==== Records for this exercise
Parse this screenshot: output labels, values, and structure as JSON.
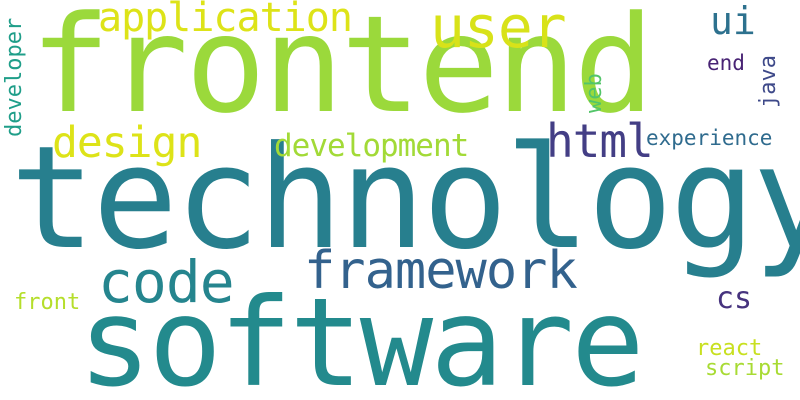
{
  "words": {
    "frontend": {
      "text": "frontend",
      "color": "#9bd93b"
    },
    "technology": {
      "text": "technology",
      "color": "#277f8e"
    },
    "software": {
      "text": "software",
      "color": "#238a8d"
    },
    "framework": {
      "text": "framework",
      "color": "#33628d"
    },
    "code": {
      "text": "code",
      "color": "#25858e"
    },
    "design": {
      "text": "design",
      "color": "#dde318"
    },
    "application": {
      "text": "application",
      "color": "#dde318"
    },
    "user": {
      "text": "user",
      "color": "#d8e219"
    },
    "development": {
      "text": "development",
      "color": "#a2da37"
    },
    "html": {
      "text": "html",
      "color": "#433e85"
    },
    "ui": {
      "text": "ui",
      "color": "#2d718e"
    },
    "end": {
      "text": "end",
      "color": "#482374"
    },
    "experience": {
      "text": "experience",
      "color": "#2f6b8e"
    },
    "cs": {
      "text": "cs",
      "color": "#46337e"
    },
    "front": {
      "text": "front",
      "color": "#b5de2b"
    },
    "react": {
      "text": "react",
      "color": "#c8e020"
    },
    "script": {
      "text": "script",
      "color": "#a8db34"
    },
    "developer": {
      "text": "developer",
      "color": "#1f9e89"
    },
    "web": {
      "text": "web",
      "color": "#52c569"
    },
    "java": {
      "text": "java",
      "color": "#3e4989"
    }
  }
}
========
==== Records for this exercise
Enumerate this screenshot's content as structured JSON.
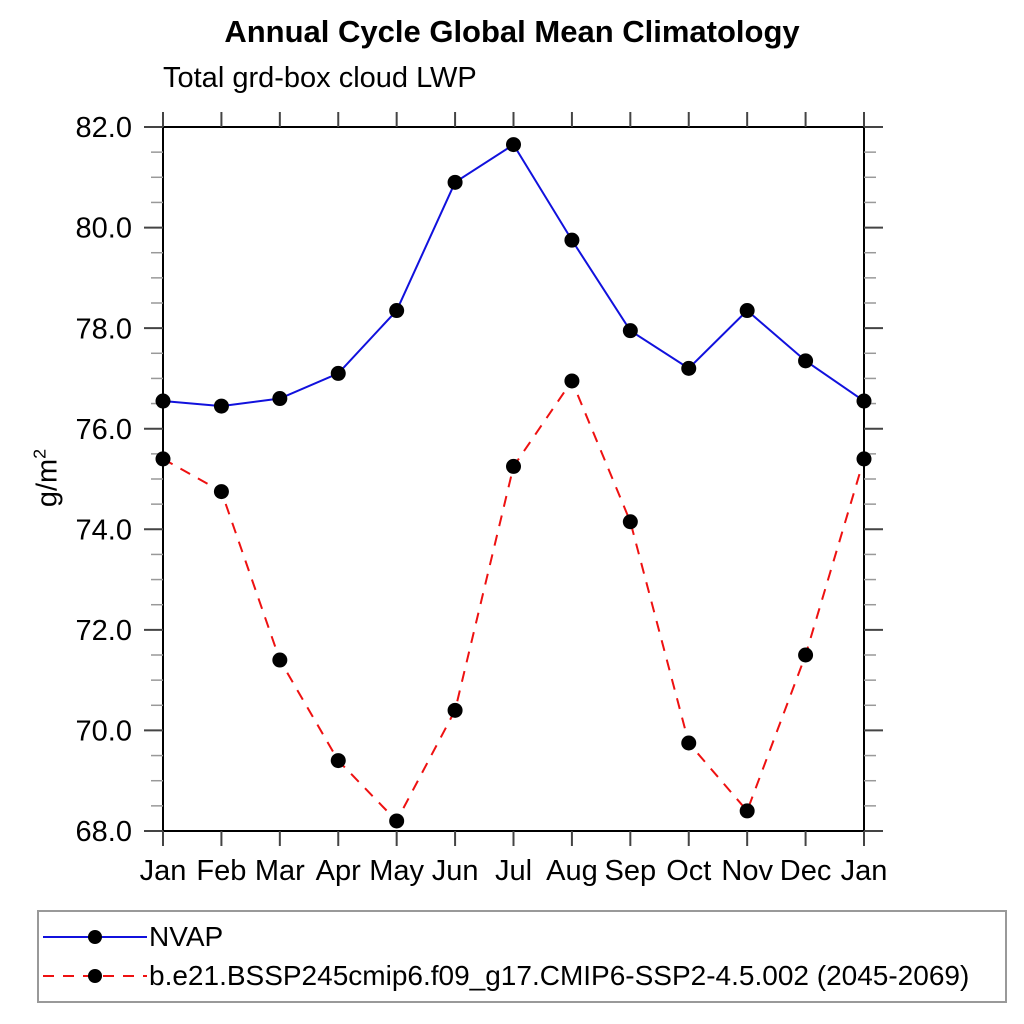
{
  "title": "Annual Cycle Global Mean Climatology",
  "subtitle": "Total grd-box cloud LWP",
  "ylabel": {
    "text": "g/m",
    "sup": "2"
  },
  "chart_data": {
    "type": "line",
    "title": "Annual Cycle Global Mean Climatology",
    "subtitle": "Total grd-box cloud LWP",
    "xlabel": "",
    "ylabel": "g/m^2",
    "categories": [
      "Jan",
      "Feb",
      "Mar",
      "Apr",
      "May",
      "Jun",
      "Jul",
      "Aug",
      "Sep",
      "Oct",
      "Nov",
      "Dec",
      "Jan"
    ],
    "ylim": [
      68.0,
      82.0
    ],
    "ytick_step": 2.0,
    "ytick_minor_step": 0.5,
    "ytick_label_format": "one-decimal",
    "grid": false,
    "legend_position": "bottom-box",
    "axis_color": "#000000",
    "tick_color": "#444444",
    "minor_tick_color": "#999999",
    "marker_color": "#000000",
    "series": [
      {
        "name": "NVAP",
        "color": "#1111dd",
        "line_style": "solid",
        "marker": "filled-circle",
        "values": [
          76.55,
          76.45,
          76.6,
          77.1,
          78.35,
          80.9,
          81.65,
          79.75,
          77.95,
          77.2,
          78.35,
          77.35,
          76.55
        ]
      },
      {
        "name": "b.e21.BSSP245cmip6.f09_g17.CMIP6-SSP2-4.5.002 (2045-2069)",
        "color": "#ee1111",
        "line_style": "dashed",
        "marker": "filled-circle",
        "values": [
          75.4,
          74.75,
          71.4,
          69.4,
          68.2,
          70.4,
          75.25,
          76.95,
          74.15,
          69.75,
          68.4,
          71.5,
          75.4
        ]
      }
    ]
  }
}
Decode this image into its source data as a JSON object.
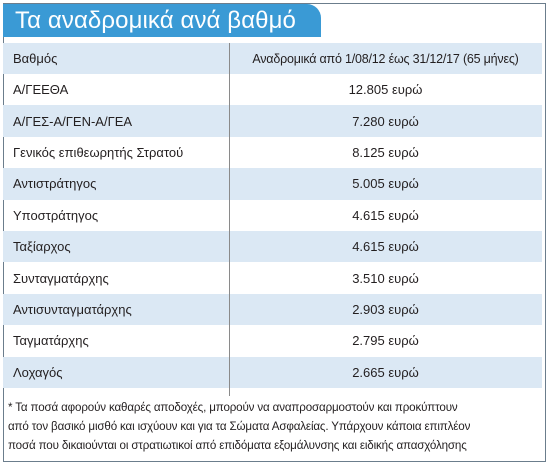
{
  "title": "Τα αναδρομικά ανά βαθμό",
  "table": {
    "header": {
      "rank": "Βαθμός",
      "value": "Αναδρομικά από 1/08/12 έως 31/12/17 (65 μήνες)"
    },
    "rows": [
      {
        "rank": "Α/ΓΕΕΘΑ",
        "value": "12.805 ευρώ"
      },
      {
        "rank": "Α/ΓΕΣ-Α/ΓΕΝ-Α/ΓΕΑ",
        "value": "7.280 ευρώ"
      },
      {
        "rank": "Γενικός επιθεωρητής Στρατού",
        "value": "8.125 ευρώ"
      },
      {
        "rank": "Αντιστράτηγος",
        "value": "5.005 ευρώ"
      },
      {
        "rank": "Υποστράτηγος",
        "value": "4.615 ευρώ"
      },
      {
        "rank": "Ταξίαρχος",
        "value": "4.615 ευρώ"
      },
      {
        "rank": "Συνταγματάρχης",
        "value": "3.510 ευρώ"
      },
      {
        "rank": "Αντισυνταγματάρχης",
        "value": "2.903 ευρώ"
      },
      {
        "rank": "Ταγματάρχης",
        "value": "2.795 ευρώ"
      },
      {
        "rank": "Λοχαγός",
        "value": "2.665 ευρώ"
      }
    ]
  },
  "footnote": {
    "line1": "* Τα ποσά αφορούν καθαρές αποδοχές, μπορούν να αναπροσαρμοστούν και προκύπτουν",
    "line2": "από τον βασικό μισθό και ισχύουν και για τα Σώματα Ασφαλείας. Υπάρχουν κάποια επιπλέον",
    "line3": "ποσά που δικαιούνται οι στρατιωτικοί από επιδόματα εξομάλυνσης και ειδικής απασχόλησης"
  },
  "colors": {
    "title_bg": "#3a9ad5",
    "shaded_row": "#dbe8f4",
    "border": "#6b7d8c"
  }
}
========
What the task asks —
Copy out every line where the word "rank" occurs.

Final result —
      "rank": "Βαθμός",
        "rank": "Α/ΓΕΕΘΑ",
        "rank": "Α/ΓΕΣ-Α/ΓΕΝ-Α/ΓΕΑ",
        "rank": "Γενικός επιθεωρητής Στρατού",
        "rank": "Αντιστράτηγος",
        "rank": "Υποστράτηγος",
        "rank": "Ταξίαρχος",
        "rank": "Συνταγματάρχης",
        "rank": "Αντισυνταγματάρχης",
        "rank": "Ταγματάρχης",
        "rank": "Λοχαγός",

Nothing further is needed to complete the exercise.